» Directions for this task
Write the next part of the excerpt about the novelist Betty Trask, picking up after its final sentence.

English romantic novelist (1893–1983)

Margaret Elizabeth Lisle Trask (2 January 1893 – 25 January 1983) was an English writer of romance novels.

== Early life ==
Betty Trask was born at 3 Park Lane in Bath, the daughter of William Trask (1859–1949), Chairman of Ham Hill and Doulting Stone Quarries who played cricket for Somerset, and Margaret Stancomb Trask (1863–1957), daughter of Philip Edgar Le Gros, joint owner of Frome Silk and Crepe Mill. Her cousin, Philip Walter Le Gros (1892–1980), was also a notable cricketer.

== Career ==
Betty Trask published her first novel in 1928, called Cotton Glove Country, when she was 35 years old. She then published at least 32 more novels until 1957, an average of one a year, which were published by Hodder & Stoughton, Collins or Robert Hale. She also published short stories in The Royal Magazine, Woman’s Journal and Ladies Home Journal.

Between 1935 and 1952 she also wrote 22 novels under the name Ann Delamain which were published by Constable, Collins and Hurst and Blackett. Only one short story is known under this name, published in Everywoman’s in December 1939. Delamain was a family name: her great great great uncle Thomas Hine of Thomas Hine & Co., married a Frenchwoman, Françoise Elizabeth Delamain, the daughter of another brandy merchant of Jarnac, in southwestern France.

In the five years between 1935 and 1939 Betty Trask published four novels every year. None of her novels are currently in print.

» Stored data entries

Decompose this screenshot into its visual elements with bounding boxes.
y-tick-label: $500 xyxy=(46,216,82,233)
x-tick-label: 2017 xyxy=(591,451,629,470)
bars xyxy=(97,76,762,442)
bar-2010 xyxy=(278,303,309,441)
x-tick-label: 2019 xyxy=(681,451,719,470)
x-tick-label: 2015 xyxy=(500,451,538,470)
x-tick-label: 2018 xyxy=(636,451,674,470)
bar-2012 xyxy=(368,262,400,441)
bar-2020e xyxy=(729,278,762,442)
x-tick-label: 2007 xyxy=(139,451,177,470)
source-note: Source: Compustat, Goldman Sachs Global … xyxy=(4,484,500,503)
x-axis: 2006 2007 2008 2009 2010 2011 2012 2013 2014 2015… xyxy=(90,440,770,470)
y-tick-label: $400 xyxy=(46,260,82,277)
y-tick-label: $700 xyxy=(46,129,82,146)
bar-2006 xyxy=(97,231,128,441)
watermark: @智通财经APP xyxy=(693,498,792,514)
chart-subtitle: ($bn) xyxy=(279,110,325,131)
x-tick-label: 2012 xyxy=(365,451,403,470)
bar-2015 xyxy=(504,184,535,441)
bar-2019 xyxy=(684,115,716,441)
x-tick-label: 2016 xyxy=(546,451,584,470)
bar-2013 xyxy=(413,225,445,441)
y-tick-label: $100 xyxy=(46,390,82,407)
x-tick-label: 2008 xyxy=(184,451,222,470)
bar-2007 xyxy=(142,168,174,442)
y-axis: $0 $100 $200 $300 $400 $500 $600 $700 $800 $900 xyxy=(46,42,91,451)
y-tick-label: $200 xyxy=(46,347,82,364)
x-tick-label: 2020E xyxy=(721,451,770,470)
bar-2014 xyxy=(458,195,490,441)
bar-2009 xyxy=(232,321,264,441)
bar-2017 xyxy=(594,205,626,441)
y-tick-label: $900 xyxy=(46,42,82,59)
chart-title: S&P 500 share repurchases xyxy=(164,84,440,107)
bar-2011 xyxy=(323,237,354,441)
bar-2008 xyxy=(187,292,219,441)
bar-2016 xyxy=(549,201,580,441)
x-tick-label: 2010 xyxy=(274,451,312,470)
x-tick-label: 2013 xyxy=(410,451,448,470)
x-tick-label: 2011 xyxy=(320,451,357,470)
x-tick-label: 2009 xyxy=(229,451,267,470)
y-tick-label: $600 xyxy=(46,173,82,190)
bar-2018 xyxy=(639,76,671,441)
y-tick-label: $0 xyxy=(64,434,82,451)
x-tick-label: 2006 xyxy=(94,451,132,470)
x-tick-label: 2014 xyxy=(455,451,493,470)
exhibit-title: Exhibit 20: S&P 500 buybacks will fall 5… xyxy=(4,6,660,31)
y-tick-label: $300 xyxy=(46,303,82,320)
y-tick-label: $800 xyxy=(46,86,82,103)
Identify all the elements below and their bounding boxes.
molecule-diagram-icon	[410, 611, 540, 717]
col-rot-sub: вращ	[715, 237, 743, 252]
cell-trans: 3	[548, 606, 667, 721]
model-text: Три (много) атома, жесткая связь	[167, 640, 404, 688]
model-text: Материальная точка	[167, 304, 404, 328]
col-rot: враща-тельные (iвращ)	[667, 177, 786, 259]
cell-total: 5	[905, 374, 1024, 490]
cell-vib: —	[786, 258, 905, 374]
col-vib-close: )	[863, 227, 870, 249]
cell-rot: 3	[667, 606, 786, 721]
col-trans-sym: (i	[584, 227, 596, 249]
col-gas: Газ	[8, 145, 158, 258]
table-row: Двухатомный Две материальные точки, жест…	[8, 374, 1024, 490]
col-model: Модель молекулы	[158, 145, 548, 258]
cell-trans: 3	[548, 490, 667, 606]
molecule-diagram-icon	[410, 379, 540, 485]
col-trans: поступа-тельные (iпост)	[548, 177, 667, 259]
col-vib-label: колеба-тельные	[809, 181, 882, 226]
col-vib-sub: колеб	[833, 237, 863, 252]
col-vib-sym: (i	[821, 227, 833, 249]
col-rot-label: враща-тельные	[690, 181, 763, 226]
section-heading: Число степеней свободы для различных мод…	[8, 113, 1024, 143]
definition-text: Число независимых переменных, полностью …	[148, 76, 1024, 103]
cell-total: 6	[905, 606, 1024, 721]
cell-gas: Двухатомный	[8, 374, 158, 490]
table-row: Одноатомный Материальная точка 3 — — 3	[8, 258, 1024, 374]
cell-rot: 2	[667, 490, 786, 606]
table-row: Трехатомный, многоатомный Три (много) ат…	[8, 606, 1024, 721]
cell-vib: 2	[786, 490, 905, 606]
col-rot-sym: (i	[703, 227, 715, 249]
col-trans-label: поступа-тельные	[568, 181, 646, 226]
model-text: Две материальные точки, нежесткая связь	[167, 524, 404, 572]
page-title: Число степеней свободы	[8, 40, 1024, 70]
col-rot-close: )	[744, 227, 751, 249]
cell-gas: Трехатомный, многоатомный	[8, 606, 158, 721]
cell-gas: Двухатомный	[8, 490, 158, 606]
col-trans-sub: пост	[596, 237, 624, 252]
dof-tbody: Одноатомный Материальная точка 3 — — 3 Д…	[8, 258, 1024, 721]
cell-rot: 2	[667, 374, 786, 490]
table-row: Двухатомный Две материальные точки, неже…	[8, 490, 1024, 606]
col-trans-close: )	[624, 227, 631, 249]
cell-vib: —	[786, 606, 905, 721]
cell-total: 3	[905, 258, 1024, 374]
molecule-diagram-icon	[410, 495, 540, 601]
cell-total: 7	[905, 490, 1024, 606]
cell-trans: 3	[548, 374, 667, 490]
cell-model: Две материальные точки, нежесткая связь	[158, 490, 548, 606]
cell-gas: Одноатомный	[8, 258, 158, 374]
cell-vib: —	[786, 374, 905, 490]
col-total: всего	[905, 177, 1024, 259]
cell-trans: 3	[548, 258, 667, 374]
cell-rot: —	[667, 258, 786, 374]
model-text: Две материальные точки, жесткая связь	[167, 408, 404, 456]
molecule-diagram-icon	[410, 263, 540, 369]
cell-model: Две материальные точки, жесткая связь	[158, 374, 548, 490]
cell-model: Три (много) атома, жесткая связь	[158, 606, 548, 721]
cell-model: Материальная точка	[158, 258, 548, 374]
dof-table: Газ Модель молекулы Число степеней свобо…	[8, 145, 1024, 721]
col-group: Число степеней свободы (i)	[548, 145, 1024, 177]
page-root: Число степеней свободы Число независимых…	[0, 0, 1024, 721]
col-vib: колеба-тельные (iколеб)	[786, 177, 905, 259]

» Response area
== Personal life and death ==
Betty Trask lived in London with her parents in the 1930s until early in the Second World War when their house was damaged by a bomb during the Blitz, and they returned to live at her mother's family house at North Hill in Frome, Somerset. The family had sold the silk mill in 1926 after her grandfather, Philip Le Gros, had died. Her father died in 1949 and left an estate of small value, indicating that their circumstances had diminished. Betty and her mother moved to a small house on Oakfield Road in Frome, where her mother died in May 1957, the year that Betty Trask published her last novel. Betty lived there quietly and modestly in a small semi-detached house until ill-health forced her into a nursing home, where she died aged 90 in January 1983. Although she wrote stories about love, she was unmarried.

== Legacy ==
In her will Betty Trask made a bequest of almost £400,000 to the Society of Authors to fund an annual literary prize for a first novel, published or unpublished, written in English by an author under the age of 35, which must be of a romantic or traditional nature, not experimental. Because the sum available each year would have made the prize the most valuable in British literature, since 1984 the Society has awarded a Betty Trask Prize, typically of £10,000, to the writer of a chosen novel, and Betty Trask Awards of lesser amounts for up to six other novels each year.

Betty Trask's life as a writer of romance novels, her bequest and her discreet life were celebrated in 1983 in an article in Spanish, La señorita de Somerset, in the Peruvian magazine Caretas by the Nobel prize-winning novelist Mario Vargas Llosa.